> **Exercise requirements**
Produce an exact copy of all the data below, dropping every image.

> **Dataset excerpt**

******

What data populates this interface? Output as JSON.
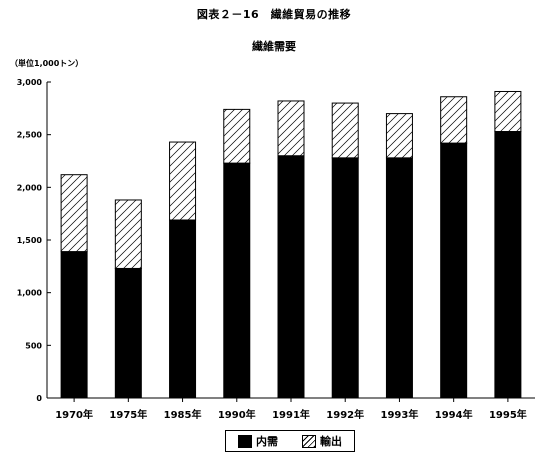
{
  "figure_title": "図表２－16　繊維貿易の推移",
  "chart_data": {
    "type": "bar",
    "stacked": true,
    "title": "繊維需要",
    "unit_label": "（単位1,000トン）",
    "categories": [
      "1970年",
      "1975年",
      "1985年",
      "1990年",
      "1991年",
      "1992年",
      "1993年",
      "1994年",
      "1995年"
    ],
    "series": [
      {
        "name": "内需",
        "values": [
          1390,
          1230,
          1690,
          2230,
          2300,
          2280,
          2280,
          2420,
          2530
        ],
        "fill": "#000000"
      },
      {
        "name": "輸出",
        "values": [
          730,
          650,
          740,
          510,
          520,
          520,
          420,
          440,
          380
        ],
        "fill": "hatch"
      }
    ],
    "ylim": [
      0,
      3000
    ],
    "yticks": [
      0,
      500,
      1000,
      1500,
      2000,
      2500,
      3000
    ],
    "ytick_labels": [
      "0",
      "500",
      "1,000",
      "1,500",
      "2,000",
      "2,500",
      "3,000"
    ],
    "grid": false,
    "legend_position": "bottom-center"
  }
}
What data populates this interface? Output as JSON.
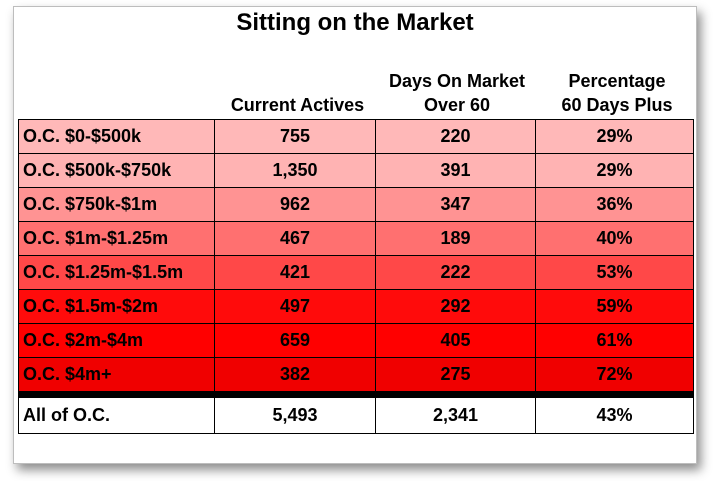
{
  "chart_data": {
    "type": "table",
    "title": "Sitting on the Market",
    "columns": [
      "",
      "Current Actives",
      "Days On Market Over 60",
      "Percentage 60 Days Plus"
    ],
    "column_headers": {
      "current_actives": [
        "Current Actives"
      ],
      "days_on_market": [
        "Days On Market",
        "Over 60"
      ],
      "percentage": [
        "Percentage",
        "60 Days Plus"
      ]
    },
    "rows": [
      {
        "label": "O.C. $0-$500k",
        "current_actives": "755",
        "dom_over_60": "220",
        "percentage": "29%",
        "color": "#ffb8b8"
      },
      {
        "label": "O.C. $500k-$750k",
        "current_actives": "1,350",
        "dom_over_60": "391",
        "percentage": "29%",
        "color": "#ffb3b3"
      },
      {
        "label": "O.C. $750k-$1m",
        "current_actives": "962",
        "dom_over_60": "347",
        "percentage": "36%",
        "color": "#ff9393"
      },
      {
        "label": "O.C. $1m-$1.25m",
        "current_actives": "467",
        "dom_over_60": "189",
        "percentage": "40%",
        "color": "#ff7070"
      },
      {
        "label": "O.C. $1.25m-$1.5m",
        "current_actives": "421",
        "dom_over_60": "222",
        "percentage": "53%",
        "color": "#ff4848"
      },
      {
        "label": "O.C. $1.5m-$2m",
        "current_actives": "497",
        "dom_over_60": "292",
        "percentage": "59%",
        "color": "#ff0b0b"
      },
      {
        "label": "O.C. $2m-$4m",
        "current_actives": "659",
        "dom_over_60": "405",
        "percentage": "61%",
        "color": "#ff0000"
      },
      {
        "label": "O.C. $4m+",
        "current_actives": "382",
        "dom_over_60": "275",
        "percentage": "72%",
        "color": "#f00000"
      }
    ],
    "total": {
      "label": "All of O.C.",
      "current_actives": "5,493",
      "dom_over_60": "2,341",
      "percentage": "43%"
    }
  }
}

******

> **Full output**
What data populates this interface? Output as JSON.
{
  "figure_title": "図表２－16　繊維貿易の推移",
  "chart_data": {
    "type": "bar",
    "stacked": true,
    "title": "繊維需要",
    "unit_label": "（単位1,000トン）",
    "categories": [
      "1970年",
      "1975年",
      "1985年",
      "1990年",
      "1991年",
      "1992年",
      "1993年",
      "1994年",
      "1995年"
    ],
    "series": [
      {
        "name": "内需",
        "values": [
          1390,
          1230,
          1690,
          2230,
          2300,
          2280,
          2280,
          2420,
          2530
        ],
        "fill": "#000000"
      },
      {
        "name": "輸出",
        "values": [
          730,
          650,
          740,
          510,
          520,
          520,
          420,
          440,
          380
        ],
        "fill": "hatch"
      }
    ],
    "ylim": [
      0,
      3000
    ],
    "yticks": [
      0,
      500,
      1000,
      1500,
      2000,
      2500,
      3000
    ],
    "ytick_labels": [
      "0",
      "500",
      "1,000",
      "1,500",
      "2,000",
      "2,500",
      "3,000"
    ],
    "grid": false,
    "legend_position": "bottom-center"
  }
}
What data populates this interface? Output as JSON.
{
  "chart_data": {
    "type": "table",
    "title": "Sitting on the Market",
    "columns": [
      "",
      "Current Actives",
      "Days On Market Over 60",
      "Percentage 60 Days Plus"
    ],
    "column_headers": {
      "current_actives": [
        "Current Actives"
      ],
      "days_on_market": [
        "Days On Market",
        "Over 60"
      ],
      "percentage": [
        "Percentage",
        "60 Days Plus"
      ]
    },
    "rows": [
      {
        "label": "O.C. $0-$500k",
        "current_actives": "755",
        "dom_over_60": "220",
        "percentage": "29%",
        "color": "#ffb8b8"
      },
      {
        "label": "O.C. $500k-$750k",
        "current_actives": "1,350",
        "dom_over_60": "391",
        "percentage": "29%",
        "color": "#ffb3b3"
      },
      {
        "label": "O.C. $750k-$1m",
        "current_actives": "962",
        "dom_over_60": "347",
        "percentage": "36%",
        "color": "#ff9393"
      },
      {
        "label": "O.C. $1m-$1.25m",
        "current_actives": "467",
        "dom_over_60": "189",
        "percentage": "40%",
        "color": "#ff7070"
      },
      {
        "label": "O.C. $1.25m-$1.5m",
        "current_actives": "421",
        "dom_over_60": "222",
        "percentage": "53%",
        "color": "#ff4848"
      },
      {
        "label": "O.C. $1.5m-$2m",
        "current_actives": "497",
        "dom_over_60": "292",
        "percentage": "59%",
        "color": "#ff0b0b"
      },
      {
        "label": "O.C. $2m-$4m",
        "current_actives": "659",
        "dom_over_60": "405",
        "percentage": "61%",
        "color": "#ff0000"
      },
      {
        "label": "O.C. $4m+",
        "current_actives": "382",
        "dom_over_60": "275",
        "percentage": "72%",
        "color": "#f00000"
      }
    ],
    "total": {
      "label": "All of O.C.",
      "current_actives": "5,493",
      "dom_over_60": "2,341",
      "percentage": "43%"
    }
  }
}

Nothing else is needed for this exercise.